- _Records from a collection_

● ● ● ●

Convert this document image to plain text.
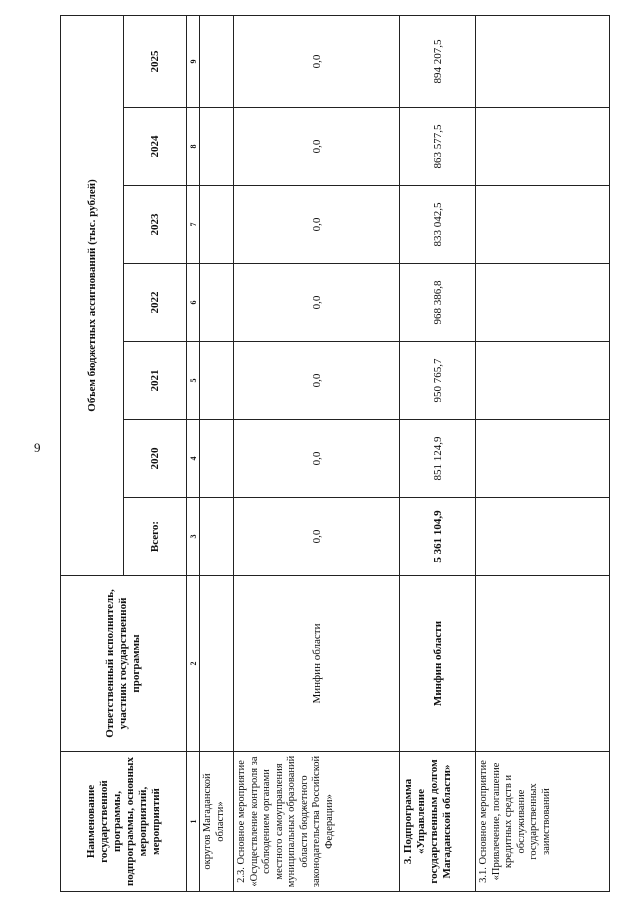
9
Наименование государственной программы, подпрограммы, основных мероприятий, мероприятий	Ответственный исполнитель, участник государственной программы	Объем бюджетных ассигнований (тыс. рублей)						
		Всего:	2020	2021	2022	2023	2024	2025
1	2	3	4	5	6	7	8	9

округов Магаданской области»								

2.3. Основное мероприятие «Осуществление контроля за соблюдением органами местного самоуправления муниципальных образований области бюджетного законодательства Российской Федерации»	Минфин области	0,0	0,0	0,0	0,0	0,0	0,0	0,0

3. Подпрограмма «Управление государственным долгом Магаданской области»	Минфин области	5 361 104,9	851 124,9	950 765,7	968 386,8	833 042,5	863 577,5	894 207,5

3.1. Основное мероприятие «Привлечение, погашение кредитных средств и обслуживание государственных заимствований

● ● ● ●

- _Stated goal_
Write every entry out again exactly, dropping the pictures.

- _Result of this exercise_
Convert this document image to plain text.
9
Наименование государственной программы, подпрограммы, основных мероприятий, мероприятий	Ответственный исполнитель, участник государственной программы	Объем бюджетных ассигнований (тыс. рублей)						
		Всего:	2020	2021	2022	2023	2024	2025
1	2	3	4	5	6	7	8	9

округов Магаданской области»								

2.3. Основное мероприятие «Осуществление контроля за соблюдением органами местного самоуправления муниципальных образований области бюджетного законодательства Российской Федерации»	Минфин области	0,0	0,0	0,0	0,0	0,0	0,0	0,0

3. Подпрограмма «Управление государственным долгом Магаданской области»	Минфин области	5 361 104,9	851 124,9	950 765,7	968 386,8	833 042,5	863 577,5	894 207,5

3.1. Основное мероприятие «Привлечение, погашение кредитных средств и обслуживание государственных заимствований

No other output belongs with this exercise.